> **EXERCISE REQUIREMENTS**
Go through the entries below and write each one out exactly.

> **MATERIAL FOR THE TASK**
------------------------
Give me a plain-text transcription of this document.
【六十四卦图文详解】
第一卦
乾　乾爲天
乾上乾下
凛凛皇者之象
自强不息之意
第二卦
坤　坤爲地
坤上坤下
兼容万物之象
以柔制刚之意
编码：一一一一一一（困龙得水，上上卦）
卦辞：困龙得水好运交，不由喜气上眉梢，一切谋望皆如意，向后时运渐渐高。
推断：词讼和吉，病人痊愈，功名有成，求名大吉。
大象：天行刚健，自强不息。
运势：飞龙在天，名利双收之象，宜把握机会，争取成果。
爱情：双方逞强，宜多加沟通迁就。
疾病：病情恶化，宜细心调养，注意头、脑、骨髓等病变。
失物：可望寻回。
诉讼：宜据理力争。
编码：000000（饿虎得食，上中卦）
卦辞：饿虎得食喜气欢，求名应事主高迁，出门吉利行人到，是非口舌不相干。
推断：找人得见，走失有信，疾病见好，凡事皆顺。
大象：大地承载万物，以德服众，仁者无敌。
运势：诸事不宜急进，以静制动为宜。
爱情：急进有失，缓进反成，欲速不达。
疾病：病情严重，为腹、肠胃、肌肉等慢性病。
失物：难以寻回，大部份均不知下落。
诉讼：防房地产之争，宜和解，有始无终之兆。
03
------------------------
> **WRITTEN ANSWER**
Give me a plain-text transcription of this document.
【六十四卦图文详解】
第一卦
乾　乾爲天
乾上乾下
凛凛皇者之象
自强不息之意
第二卦
坤　坤爲地
坤上坤下
兼容万物之象
以柔制刚之意
编码：一一一一一一（困龙得水，上上卦）
卦辞：困龙得水好运交，不由喜气上眉梢，一切谋望皆如意，向后时运渐渐高。
推断：词讼和吉，病人痊愈，功名有成，求名大吉。
大象：天行刚健，自强不息。
运势：飞龙在天，名利双收之象，宜把握机会，争取成果。
爱情：双方逞强，宜多加沟通迁就。
疾病：病情恶化，宜细心调养，注意头、脑、骨髓等病变。
失物：可望寻回。
诉讼：宜据理力争。
编码：000000（饿虎得食，上中卦）
卦辞：饿虎得食喜气欢，求名应事主高迁，出门吉利行人到，是非口舌不相干。
推断：找人得见，走失有信，疾病见好，凡事皆顺。
大象：大地承载万物，以德服众，仁者无敌。
运势：诸事不宜急进，以静制动为宜。
爱情：急进有失，缓进反成，欲速不达。
疾病：病情严重，为腹、肠胃、肌肉等慢性病。
失物：难以寻回，大部份均不知下落。
诉讼：防房地产之争，宜和解，有始无终之兆。
03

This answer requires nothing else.